◆ **ROWS**
** Begin **

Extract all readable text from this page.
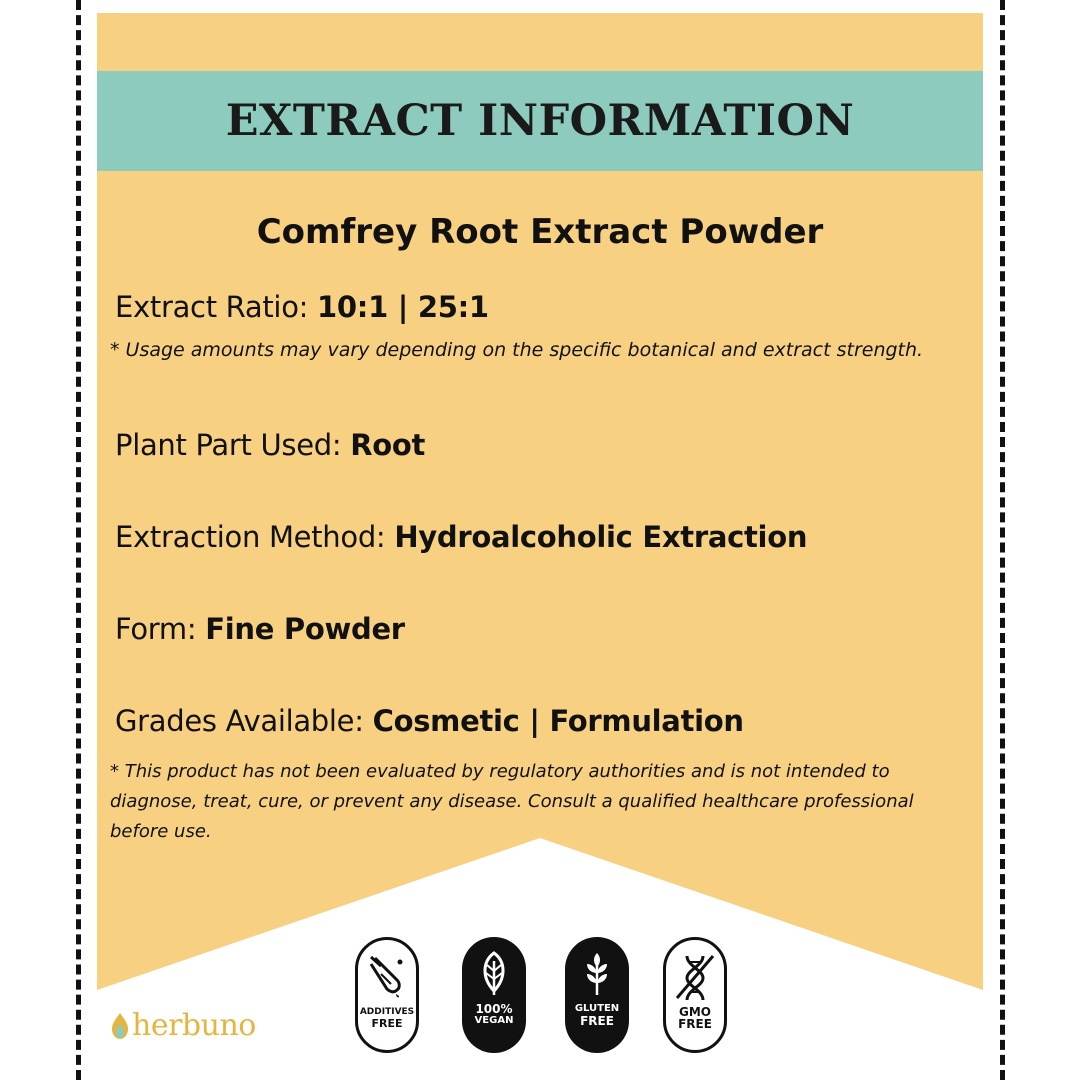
EXTRACT INFORMATION
Comfrey Root Extract Powder
Extract Ratio: 10:1 | 25:1
* Usage amounts may vary depending on the specific botanical and extract strength.
Plant Part Used: Root
Extraction Method: Hydroalcoholic Extraction
Form: Fine Powder
Grades Available: Cosmetic | Formulation
* This product has not been evaluated by regulatory authorities and is not intended to diagnose, treat, cure, or prevent any disease. Consult a qualified healthcare professional before use.
herbuno	ADDITIVES
FREE
100%
VEGAN
GLUTEN
FREE
GMO
FREE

** End **

Transcribe every record above exactly as written, leaving out any pictures.

◆ **WRITTEN ANSWER**
Extract all readable text from this page.
EXTRACT INFORMATION
Comfrey Root Extract Powder
Extract Ratio: 10:1 | 25:1
* Usage amounts may vary depending on the specific botanical and extract strength.
Plant Part Used: Root
Extraction Method: Hydroalcoholic Extraction
Form: Fine Powder
Grades Available: Cosmetic | Formulation
* This product has not been evaluated by regulatory authorities and is not intended to diagnose, treat, cure, or prevent any disease. Consult a qualified healthcare professional before use.
herbuno	ADDITIVES
FREE
100%
VEGAN
GLUTEN
FREE
GMO
FREE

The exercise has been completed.